── Provided data ──

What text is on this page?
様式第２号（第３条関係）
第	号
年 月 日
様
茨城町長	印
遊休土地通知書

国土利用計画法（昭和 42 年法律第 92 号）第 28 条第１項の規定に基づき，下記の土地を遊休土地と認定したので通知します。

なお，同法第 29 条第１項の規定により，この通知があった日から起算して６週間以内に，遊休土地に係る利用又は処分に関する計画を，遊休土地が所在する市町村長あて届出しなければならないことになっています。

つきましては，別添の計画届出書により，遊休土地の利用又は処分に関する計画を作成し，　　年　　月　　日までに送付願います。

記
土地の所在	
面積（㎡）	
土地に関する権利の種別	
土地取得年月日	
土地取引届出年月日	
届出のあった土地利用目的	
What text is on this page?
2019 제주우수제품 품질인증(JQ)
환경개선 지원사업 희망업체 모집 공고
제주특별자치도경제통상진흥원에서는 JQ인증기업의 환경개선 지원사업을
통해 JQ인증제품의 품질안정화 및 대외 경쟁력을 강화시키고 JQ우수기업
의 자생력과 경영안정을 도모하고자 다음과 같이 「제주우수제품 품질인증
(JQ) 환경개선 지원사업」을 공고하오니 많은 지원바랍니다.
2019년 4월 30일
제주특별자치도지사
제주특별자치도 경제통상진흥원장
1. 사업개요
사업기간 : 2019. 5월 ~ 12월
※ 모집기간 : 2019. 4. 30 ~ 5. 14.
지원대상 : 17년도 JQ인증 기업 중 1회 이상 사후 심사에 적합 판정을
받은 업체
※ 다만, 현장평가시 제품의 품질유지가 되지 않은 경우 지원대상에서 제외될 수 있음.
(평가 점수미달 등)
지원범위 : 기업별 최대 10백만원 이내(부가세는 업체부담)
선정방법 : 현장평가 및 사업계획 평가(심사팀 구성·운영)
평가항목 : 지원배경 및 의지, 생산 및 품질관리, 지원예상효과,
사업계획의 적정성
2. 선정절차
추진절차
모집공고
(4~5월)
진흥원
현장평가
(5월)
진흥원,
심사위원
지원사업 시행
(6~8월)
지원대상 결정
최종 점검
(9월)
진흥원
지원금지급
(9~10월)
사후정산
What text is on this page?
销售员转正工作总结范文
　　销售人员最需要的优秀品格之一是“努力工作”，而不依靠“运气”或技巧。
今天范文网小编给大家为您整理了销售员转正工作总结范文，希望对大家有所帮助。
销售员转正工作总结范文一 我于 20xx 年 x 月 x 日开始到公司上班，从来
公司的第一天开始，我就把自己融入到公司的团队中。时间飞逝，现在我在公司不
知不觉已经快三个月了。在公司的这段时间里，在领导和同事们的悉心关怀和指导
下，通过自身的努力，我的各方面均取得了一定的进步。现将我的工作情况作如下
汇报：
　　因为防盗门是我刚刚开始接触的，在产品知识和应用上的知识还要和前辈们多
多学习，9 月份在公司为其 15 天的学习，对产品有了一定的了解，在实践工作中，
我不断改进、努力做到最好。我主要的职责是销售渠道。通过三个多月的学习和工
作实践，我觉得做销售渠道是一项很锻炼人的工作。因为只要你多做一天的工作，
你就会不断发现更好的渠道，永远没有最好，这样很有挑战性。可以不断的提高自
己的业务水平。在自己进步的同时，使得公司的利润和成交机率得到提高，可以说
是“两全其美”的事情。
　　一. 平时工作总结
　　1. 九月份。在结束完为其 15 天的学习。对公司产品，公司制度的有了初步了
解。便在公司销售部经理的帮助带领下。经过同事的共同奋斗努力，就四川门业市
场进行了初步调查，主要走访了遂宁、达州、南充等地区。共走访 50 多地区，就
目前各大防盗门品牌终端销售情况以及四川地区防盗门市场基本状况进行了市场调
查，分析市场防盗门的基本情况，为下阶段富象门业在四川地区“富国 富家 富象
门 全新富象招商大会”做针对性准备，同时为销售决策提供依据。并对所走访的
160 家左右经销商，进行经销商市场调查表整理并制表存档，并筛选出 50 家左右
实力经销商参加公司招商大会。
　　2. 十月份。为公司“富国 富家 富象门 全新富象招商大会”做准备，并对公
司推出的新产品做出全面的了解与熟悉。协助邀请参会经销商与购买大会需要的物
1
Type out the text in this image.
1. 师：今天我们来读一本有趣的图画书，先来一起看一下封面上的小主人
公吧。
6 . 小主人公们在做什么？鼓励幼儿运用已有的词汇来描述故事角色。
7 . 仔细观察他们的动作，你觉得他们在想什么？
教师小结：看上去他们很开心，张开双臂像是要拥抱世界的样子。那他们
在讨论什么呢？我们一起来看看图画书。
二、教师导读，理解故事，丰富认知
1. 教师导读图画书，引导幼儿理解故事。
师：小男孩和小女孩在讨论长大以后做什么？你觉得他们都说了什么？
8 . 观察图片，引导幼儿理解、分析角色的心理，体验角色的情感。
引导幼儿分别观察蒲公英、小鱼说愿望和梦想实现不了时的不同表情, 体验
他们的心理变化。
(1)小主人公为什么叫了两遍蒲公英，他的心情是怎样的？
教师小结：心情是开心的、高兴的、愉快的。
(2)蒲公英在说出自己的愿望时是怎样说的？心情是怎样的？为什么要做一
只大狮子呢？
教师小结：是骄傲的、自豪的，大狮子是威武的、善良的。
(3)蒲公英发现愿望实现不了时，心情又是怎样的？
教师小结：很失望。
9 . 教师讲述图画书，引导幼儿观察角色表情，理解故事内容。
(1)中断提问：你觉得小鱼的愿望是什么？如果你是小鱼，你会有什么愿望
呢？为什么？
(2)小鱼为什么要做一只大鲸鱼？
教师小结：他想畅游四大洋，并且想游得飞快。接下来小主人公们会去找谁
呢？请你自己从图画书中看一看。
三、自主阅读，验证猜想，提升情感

───

Print again each line of the listing above, exactly as it appears.

What text is on this page?
様式第２号（第３条関係）
第	号
年 月 日
様
茨城町長	印
遊休土地通知書

国土利用計画法（昭和 42 年法律第 92 号）第 28 条第１項の規定に基づき，下記の土地を遊休土地と認定したので通知します。

なお，同法第 29 条第１項の規定により，この通知があった日から起算して６週間以内に，遊休土地に係る利用又は処分に関する計画を，遊休土地が所在する市町村長あて届出しなければならないことになっています。

つきましては，別添の計画届出書により，遊休土地の利用又は処分に関する計画を作成し，　　年　　月　　日までに送付願います。

記
土地の所在	
面積（㎡）	
土地に関する権利の種別	
土地取得年月日	
土地取引届出年月日	
届出のあった土地利用目的	
What text is on this page?
2019 제주우수제품 품질인증(JQ)
환경개선 지원사업 희망업체 모집 공고
제주특별자치도경제통상진흥원에서는 JQ인증기업의 환경개선 지원사업을
통해 JQ인증제품의 품질안정화 및 대외 경쟁력을 강화시키고 JQ우수기업
의 자생력과 경영안정을 도모하고자 다음과 같이 「제주우수제품 품질인증
(JQ) 환경개선 지원사업」을 공고하오니 많은 지원바랍니다.
2019년 4월 30일
제주특별자치도지사
제주특별자치도 경제통상진흥원장
1. 사업개요
사업기간 : 2019. 5월 ~ 12월
※ 모집기간 : 2019. 4. 30 ~ 5. 14.
지원대상 : 17년도 JQ인증 기업 중 1회 이상 사후 심사에 적합 판정을
받은 업체
※ 다만, 현장평가시 제품의 품질유지가 되지 않은 경우 지원대상에서 제외될 수 있음.
(평가 점수미달 등)
지원범위 : 기업별 최대 10백만원 이내(부가세는 업체부담)
선정방법 : 현장평가 및 사업계획 평가(심사팀 구성·운영)
평가항목 : 지원배경 및 의지, 생산 및 품질관리, 지원예상효과,
사업계획의 적정성
2. 선정절차
추진절차
모집공고
(4~5월)
진흥원
현장평가
(5월)
진흥원,
심사위원
지원사업 시행
(6~8월)
지원대상 결정
최종 점검
(9월)
진흥원
지원금지급
(9~10월)
사후정산
What text is on this page?
销售员转正工作总结范文
　　销售人员最需要的优秀品格之一是“努力工作”，而不依靠“运气”或技巧。
今天范文网小编给大家为您整理了销售员转正工作总结范文，希望对大家有所帮助。
销售员转正工作总结范文一 我于 20xx 年 x 月 x 日开始到公司上班，从来
公司的第一天开始，我就把自己融入到公司的团队中。时间飞逝，现在我在公司不
知不觉已经快三个月了。在公司的这段时间里，在领导和同事们的悉心关怀和指导
下，通过自身的努力，我的各方面均取得了一定的进步。现将我的工作情况作如下
汇报：
　　因为防盗门是我刚刚开始接触的，在产品知识和应用上的知识还要和前辈们多
多学习，9 月份在公司为其 15 天的学习，对产品有了一定的了解，在实践工作中，
我不断改进、努力做到最好。我主要的职责是销售渠道。通过三个多月的学习和工
作实践，我觉得做销售渠道是一项很锻炼人的工作。因为只要你多做一天的工作，
你就会不断发现更好的渠道，永远没有最好，这样很有挑战性。可以不断的提高自
己的业务水平。在自己进步的同时，使得公司的利润和成交机率得到提高，可以说
是“两全其美”的事情。
　　一. 平时工作总结
　　1. 九月份。在结束完为其 15 天的学习。对公司产品，公司制度的有了初步了
解。便在公司销售部经理的帮助带领下。经过同事的共同奋斗努力，就四川门业市
场进行了初步调查，主要走访了遂宁、达州、南充等地区。共走访 50 多地区，就
目前各大防盗门品牌终端销售情况以及四川地区防盗门市场基本状况进行了市场调
查，分析市场防盗门的基本情况，为下阶段富象门业在四川地区“富国 富家 富象
门 全新富象招商大会”做针对性准备，同时为销售决策提供依据。并对所走访的
160 家左右经销商，进行经销商市场调查表整理并制表存档，并筛选出 50 家左右
实力经销商参加公司招商大会。
　　2. 十月份。为公司“富国 富家 富象门 全新富象招商大会”做准备，并对公
司推出的新产品做出全面的了解与熟悉。协助邀请参会经销商与购买大会需要的物
1
Type out the text in this image.
1. 师：今天我们来读一本有趣的图画书，先来一起看一下封面上的小主人
公吧。
6 . 小主人公们在做什么？鼓励幼儿运用已有的词汇来描述故事角色。
7 . 仔细观察他们的动作，你觉得他们在想什么？
教师小结：看上去他们很开心，张开双臂像是要拥抱世界的样子。那他们
在讨论什么呢？我们一起来看看图画书。
二、教师导读，理解故事，丰富认知
1. 教师导读图画书，引导幼儿理解故事。
师：小男孩和小女孩在讨论长大以后做什么？你觉得他们都说了什么？
8 . 观察图片，引导幼儿理解、分析角色的心理，体验角色的情感。
引导幼儿分别观察蒲公英、小鱼说愿望和梦想实现不了时的不同表情, 体验
他们的心理变化。
(1)小主人公为什么叫了两遍蒲公英，他的心情是怎样的？
教师小结：心情是开心的、高兴的、愉快的。
(2)蒲公英在说出自己的愿望时是怎样说的？心情是怎样的？为什么要做一
只大狮子呢？
教师小结：是骄傲的、自豪的，大狮子是威武的、善良的。
(3)蒲公英发现愿望实现不了时，心情又是怎样的？
教师小结：很失望。
9 . 教师讲述图画书，引导幼儿观察角色表情，理解故事内容。
(1)中断提问：你觉得小鱼的愿望是什么？如果你是小鱼，你会有什么愿望
呢？为什么？
(2)小鱼为什么要做一只大鲸鱼？
教师小结：他想畅游四大洋，并且想游得飞快。接下来小主人公们会去找谁
呢？请你自己从图画书中看一看。
三、自主阅读，验证猜想，提升情感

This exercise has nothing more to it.